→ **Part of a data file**
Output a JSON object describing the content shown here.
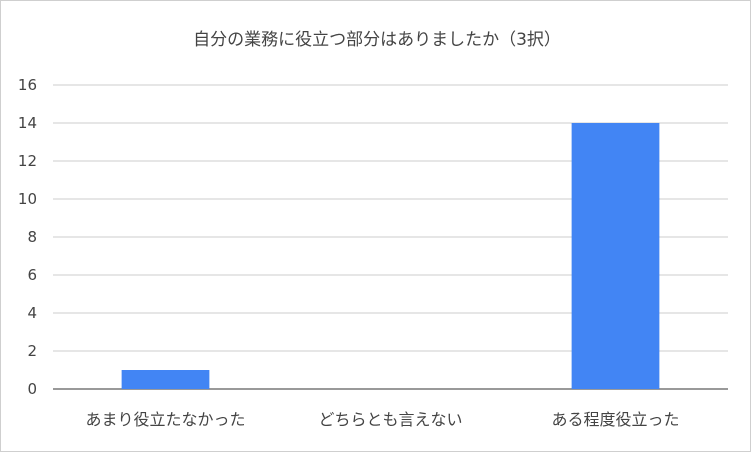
{
  "chart_data": {
    "type": "bar",
    "title": "自分の業務に役立つ部分はありましたか（3択）",
    "categories": [
      "あまり役立たなかった",
      "どちらとも言えない",
      "ある程度役立った"
    ],
    "values": [
      1,
      0,
      14
    ],
    "yticks": [
      0,
      2,
      4,
      6,
      8,
      10,
      12,
      14,
      16
    ],
    "ylim": [
      0,
      16
    ],
    "grid": true,
    "legend": "none",
    "bar_color": "#4285f4"
  }
}
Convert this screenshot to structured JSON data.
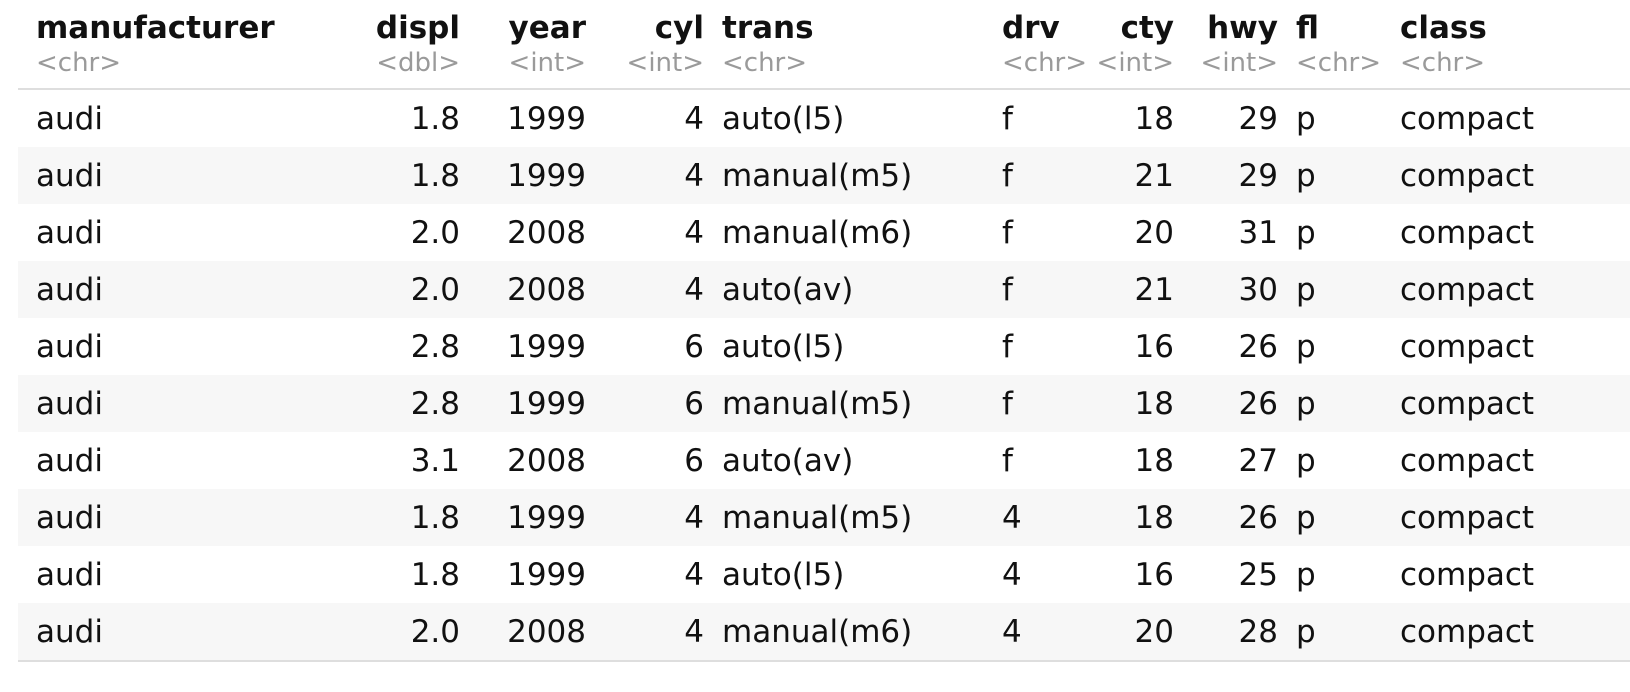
{
  "columns": [
    {
      "name": "manufacturer",
      "type": "<chr>"
    },
    {
      "name": "displ",
      "type": "<dbl>"
    },
    {
      "name": "year",
      "type": "<int>"
    },
    {
      "name": "cyl",
      "type": "<int>"
    },
    {
      "name": "trans",
      "type": "<chr>"
    },
    {
      "name": "drv",
      "type": "<chr>"
    },
    {
      "name": "cty",
      "type": "<int>"
    },
    {
      "name": "hwy",
      "type": "<int>"
    },
    {
      "name": "fl",
      "type": "<chr>"
    },
    {
      "name": "class",
      "type": "<chr>"
    }
  ],
  "rows": [
    [
      "audi",
      "1.8",
      "1999",
      "4",
      "auto(l5)",
      "f",
      "18",
      "29",
      "p",
      "compact"
    ],
    [
      "audi",
      "1.8",
      "1999",
      "4",
      "manual(m5)",
      "f",
      "21",
      "29",
      "p",
      "compact"
    ],
    [
      "audi",
      "2.0",
      "2008",
      "4",
      "manual(m6)",
      "f",
      "20",
      "31",
      "p",
      "compact"
    ],
    [
      "audi",
      "2.0",
      "2008",
      "4",
      "auto(av)",
      "f",
      "21",
      "30",
      "p",
      "compact"
    ],
    [
      "audi",
      "2.8",
      "1999",
      "6",
      "auto(l5)",
      "f",
      "16",
      "26",
      "p",
      "compact"
    ],
    [
      "audi",
      "2.8",
      "1999",
      "6",
      "manual(m5)",
      "f",
      "18",
      "26",
      "p",
      "compact"
    ],
    [
      "audi",
      "3.1",
      "2008",
      "6",
      "auto(av)",
      "f",
      "18",
      "27",
      "p",
      "compact"
    ],
    [
      "audi",
      "1.8",
      "1999",
      "4",
      "manual(m5)",
      "4",
      "18",
      "26",
      "p",
      "compact"
    ],
    [
      "audi",
      "1.8",
      "1999",
      "4",
      "auto(l5)",
      "4",
      "16",
      "25",
      "p",
      "compact"
    ],
    [
      "audi",
      "2.0",
      "2008",
      "4",
      "manual(m6)",
      "4",
      "20",
      "28",
      "p",
      "compact"
    ]
  ],
  "colors": {
    "text": "#111111",
    "type_label": "#9a9a9a",
    "stripe": "#f7f7f7",
    "rule": "#dedede"
  }
}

→ **Written request**
Without including any pictures, print each record exactly.

→ **Solution to this task**
Output a JSON object describing the content shown here.
{
  "chart_data": {
    "type": "bar",
    "title": "自分の業務に役立つ部分はありましたか（3択）",
    "categories": [
      "あまり役立たなかった",
      "どちらとも言えない",
      "ある程度役立った"
    ],
    "values": [
      1,
      0,
      14
    ],
    "yticks": [
      0,
      2,
      4,
      6,
      8,
      10,
      12,
      14,
      16
    ],
    "ylim": [
      0,
      16
    ],
    "grid": true,
    "legend": "none",
    "bar_color": "#4285f4"
  }
}
Convert this screenshot to structured JSON data.
{
  "columns": [
    {
      "name": "manufacturer",
      "type": "<chr>"
    },
    {
      "name": "displ",
      "type": "<dbl>"
    },
    {
      "name": "year",
      "type": "<int>"
    },
    {
      "name": "cyl",
      "type": "<int>"
    },
    {
      "name": "trans",
      "type": "<chr>"
    },
    {
      "name": "drv",
      "type": "<chr>"
    },
    {
      "name": "cty",
      "type": "<int>"
    },
    {
      "name": "hwy",
      "type": "<int>"
    },
    {
      "name": "fl",
      "type": "<chr>"
    },
    {
      "name": "class",
      "type": "<chr>"
    }
  ],
  "rows": [
    [
      "audi",
      "1.8",
      "1999",
      "4",
      "auto(l5)",
      "f",
      "18",
      "29",
      "p",
      "compact"
    ],
    [
      "audi",
      "1.8",
      "1999",
      "4",
      "manual(m5)",
      "f",
      "21",
      "29",
      "p",
      "compact"
    ],
    [
      "audi",
      "2.0",
      "2008",
      "4",
      "manual(m6)",
      "f",
      "20",
      "31",
      "p",
      "compact"
    ],
    [
      "audi",
      "2.0",
      "2008",
      "4",
      "auto(av)",
      "f",
      "21",
      "30",
      "p",
      "compact"
    ],
    [
      "audi",
      "2.8",
      "1999",
      "6",
      "auto(l5)",
      "f",
      "16",
      "26",
      "p",
      "compact"
    ],
    [
      "audi",
      "2.8",
      "1999",
      "6",
      "manual(m5)",
      "f",
      "18",
      "26",
      "p",
      "compact"
    ],
    [
      "audi",
      "3.1",
      "2008",
      "6",
      "auto(av)",
      "f",
      "18",
      "27",
      "p",
      "compact"
    ],
    [
      "audi",
      "1.8",
      "1999",
      "4",
      "manual(m5)",
      "4",
      "18",
      "26",
      "p",
      "compact"
    ],
    [
      "audi",
      "1.8",
      "1999",
      "4",
      "auto(l5)",
      "4",
      "16",
      "25",
      "p",
      "compact"
    ],
    [
      "audi",
      "2.0",
      "2008",
      "4",
      "manual(m6)",
      "4",
      "20",
      "28",
      "p",
      "compact"
    ]
  ],
  "colors": {
    "text": "#111111",
    "type_label": "#9a9a9a",
    "stripe": "#f7f7f7",
    "rule": "#dedede"
  }
}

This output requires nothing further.